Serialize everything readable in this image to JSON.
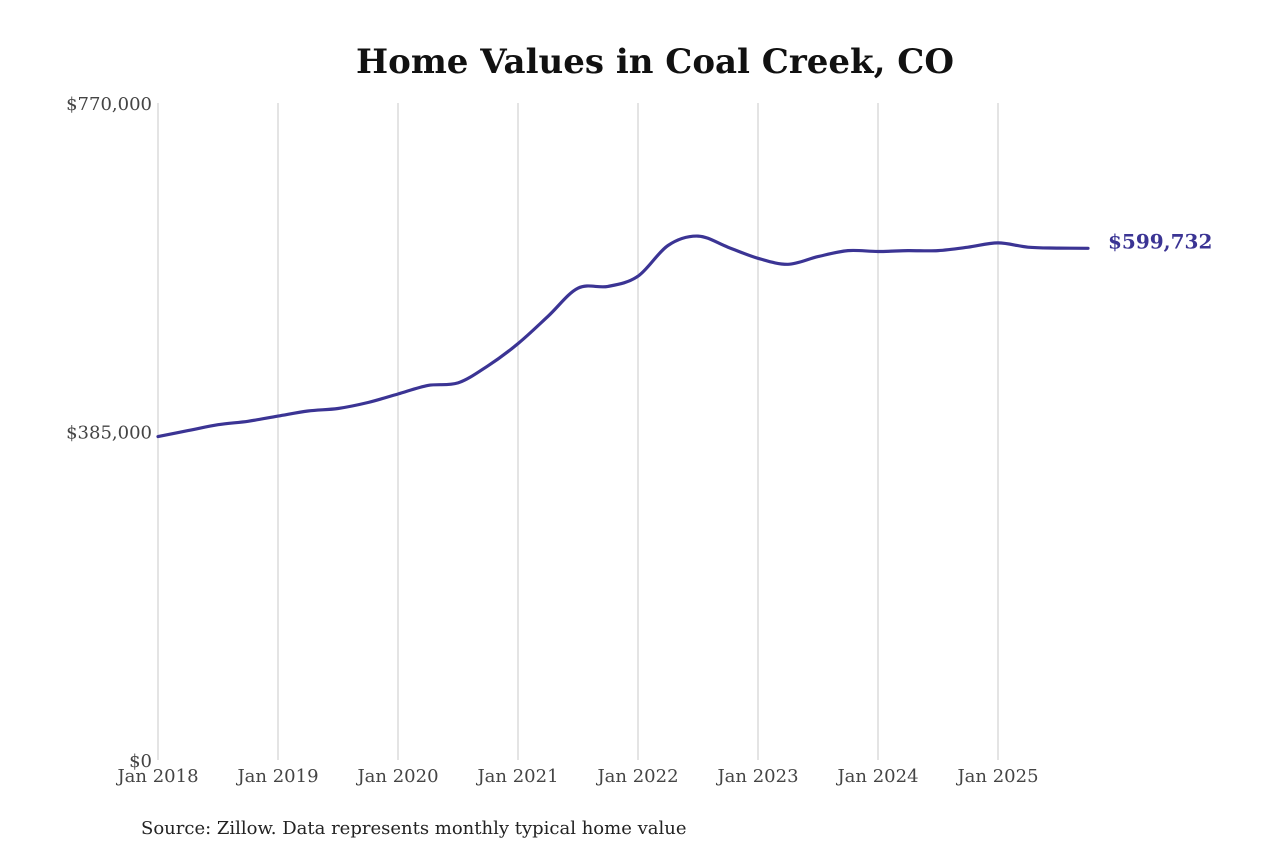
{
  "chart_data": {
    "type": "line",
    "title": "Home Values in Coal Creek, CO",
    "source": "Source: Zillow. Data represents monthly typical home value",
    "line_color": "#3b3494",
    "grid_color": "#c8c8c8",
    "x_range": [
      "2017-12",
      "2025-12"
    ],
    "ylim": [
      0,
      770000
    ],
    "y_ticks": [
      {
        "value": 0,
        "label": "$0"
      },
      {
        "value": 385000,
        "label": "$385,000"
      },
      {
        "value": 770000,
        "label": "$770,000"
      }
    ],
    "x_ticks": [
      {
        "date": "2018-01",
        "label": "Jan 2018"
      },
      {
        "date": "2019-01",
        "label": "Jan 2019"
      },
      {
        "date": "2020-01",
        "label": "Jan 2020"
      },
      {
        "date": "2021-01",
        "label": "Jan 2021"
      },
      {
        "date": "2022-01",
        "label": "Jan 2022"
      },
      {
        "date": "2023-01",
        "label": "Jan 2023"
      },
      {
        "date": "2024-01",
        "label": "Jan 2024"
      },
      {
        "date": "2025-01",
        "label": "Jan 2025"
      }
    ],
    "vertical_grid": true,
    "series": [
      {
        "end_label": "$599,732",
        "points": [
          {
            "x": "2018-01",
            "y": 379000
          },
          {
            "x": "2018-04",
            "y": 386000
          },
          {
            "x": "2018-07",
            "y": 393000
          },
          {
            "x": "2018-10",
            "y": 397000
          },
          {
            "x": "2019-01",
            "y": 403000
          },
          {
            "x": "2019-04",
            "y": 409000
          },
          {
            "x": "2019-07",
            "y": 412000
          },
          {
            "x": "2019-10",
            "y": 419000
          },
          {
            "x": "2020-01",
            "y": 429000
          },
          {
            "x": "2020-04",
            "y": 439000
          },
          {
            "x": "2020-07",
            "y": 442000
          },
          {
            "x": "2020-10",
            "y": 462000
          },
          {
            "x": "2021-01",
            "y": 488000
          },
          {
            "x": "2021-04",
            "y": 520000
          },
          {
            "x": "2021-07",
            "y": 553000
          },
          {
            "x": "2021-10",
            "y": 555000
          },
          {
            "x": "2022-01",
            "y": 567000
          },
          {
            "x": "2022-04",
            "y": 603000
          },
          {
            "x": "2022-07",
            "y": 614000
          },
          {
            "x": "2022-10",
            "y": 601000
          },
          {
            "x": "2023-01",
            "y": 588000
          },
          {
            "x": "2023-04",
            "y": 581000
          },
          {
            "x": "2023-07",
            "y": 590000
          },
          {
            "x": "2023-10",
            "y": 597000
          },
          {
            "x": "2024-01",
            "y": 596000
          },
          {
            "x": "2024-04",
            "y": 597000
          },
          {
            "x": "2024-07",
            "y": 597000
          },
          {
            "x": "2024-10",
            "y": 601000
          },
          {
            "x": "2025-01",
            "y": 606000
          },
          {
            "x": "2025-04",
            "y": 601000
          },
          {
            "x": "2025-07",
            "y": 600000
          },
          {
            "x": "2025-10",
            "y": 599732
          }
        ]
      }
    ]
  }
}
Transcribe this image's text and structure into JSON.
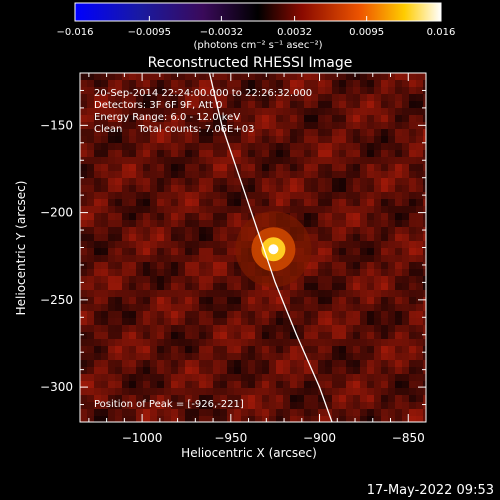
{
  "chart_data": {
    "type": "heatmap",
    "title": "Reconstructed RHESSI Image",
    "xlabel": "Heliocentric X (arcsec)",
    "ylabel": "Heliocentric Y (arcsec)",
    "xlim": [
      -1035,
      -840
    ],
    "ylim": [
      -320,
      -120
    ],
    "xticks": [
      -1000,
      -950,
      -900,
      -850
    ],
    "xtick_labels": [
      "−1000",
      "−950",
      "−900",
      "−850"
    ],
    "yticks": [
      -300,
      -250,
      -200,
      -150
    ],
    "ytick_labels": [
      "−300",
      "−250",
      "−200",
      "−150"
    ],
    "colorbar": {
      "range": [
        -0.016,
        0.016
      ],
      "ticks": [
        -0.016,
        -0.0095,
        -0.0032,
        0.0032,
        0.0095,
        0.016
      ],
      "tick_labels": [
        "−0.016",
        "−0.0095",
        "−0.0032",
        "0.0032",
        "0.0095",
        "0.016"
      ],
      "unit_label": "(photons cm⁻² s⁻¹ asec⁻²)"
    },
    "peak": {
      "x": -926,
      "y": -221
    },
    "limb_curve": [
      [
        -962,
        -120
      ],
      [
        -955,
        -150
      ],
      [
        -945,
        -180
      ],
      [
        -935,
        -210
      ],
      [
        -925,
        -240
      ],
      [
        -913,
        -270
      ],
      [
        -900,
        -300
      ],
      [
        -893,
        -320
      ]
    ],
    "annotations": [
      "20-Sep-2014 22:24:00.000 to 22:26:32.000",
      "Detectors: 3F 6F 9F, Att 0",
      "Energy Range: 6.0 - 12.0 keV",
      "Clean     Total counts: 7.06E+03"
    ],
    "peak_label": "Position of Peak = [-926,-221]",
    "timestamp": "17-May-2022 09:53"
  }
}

+ + + +

Problem to solve:
Gather all lines with the string "title" from the data.

Solution to this exercise:
    "title": "Home Values in Coal Creek, CO",
    "title": "Reconstructed RHESSI Image",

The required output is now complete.